▸ **LA CONSIGNE**
Réécris toutes les données en remplaçant « callout » par « annotation », sans rien modifier d'autre. Omets les images dans ta réponse.
^^^^
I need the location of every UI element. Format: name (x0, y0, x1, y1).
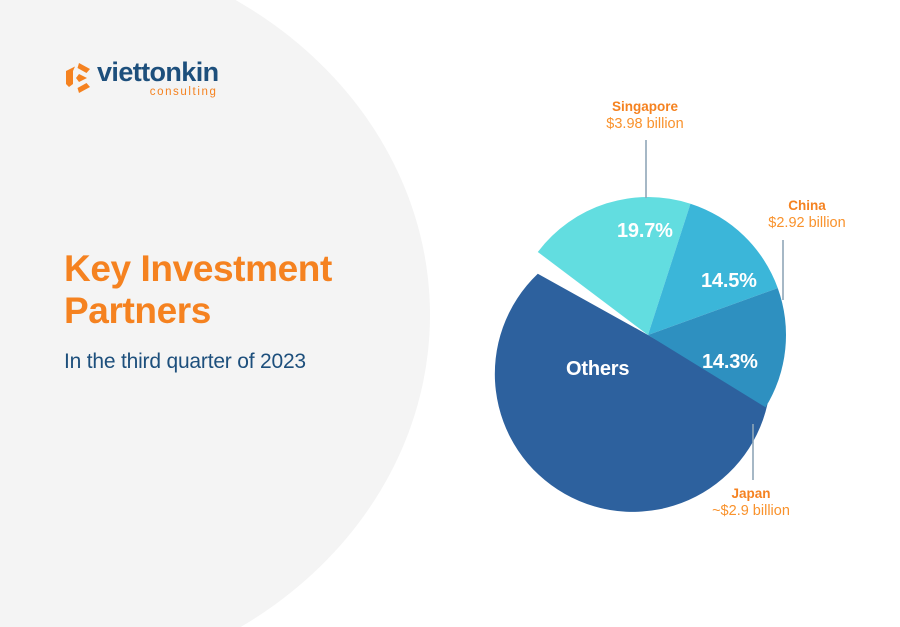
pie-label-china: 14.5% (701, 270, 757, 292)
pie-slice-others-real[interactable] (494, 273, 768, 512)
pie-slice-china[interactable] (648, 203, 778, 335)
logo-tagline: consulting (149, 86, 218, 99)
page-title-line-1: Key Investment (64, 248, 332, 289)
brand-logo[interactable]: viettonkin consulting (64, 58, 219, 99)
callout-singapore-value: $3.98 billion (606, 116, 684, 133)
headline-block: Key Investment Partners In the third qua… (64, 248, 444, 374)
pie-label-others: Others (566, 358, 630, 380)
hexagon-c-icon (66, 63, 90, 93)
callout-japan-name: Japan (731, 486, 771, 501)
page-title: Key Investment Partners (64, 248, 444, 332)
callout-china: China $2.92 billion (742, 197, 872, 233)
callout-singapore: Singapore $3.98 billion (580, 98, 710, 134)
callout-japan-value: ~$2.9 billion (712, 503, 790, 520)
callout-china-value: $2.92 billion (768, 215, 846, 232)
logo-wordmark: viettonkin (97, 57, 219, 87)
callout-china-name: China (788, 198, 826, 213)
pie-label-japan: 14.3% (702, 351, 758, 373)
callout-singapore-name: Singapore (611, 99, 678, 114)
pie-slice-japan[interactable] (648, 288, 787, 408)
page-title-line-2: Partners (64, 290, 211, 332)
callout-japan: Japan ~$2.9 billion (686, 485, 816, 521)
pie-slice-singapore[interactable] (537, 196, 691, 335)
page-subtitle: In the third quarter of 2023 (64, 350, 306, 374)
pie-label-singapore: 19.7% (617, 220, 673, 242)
^^^^
▸ **RÉPONSE À LA CONSIGNE**
I need the location of every UI element. Format: name (x0, y0, x1, y1).
pie-label-china: 14.5% (701, 270, 757, 292)
pie-slice-others-real[interactable] (494, 273, 768, 512)
pie-slice-china[interactable] (648, 203, 778, 335)
logo-tagline: consulting (149, 86, 218, 99)
page-title-line-1: Key Investment (64, 248, 332, 289)
brand-logo[interactable]: viettonkin consulting (64, 58, 219, 99)
annotation-singapore-value: $3.98 billion (606, 116, 684, 133)
headline-block: Key Investment Partners In the third qua… (64, 248, 444, 374)
pie-label-others: Others (566, 358, 630, 380)
hexagon-c-icon (66, 63, 90, 93)
annotation-japan-name: Japan (731, 486, 771, 501)
page-title: Key Investment Partners (64, 248, 444, 332)
annotation-china: China $2.92 billion (742, 197, 872, 233)
annotation-singapore: Singapore $3.98 billion (580, 98, 710, 134)
annotation-japan-value: ~$2.9 billion (712, 503, 790, 520)
annotation-china-value: $2.92 billion (768, 215, 846, 232)
logo-wordmark: viettonkin (97, 57, 219, 87)
annotation-china-name: China (788, 198, 826, 213)
pie-label-japan: 14.3% (702, 351, 758, 373)
annotation-singapore-name: Singapore (611, 99, 678, 114)
pie-slice-japan[interactable] (648, 288, 787, 408)
page-title-line-2: Partners (64, 290, 211, 332)
annotation-japan: Japan ~$2.9 billion (686, 485, 816, 521)
pie-slice-singapore[interactable] (537, 196, 691, 335)
page-subtitle: In the third quarter of 2023 (64, 350, 306, 374)
pie-label-singapore: 19.7% (617, 220, 673, 242)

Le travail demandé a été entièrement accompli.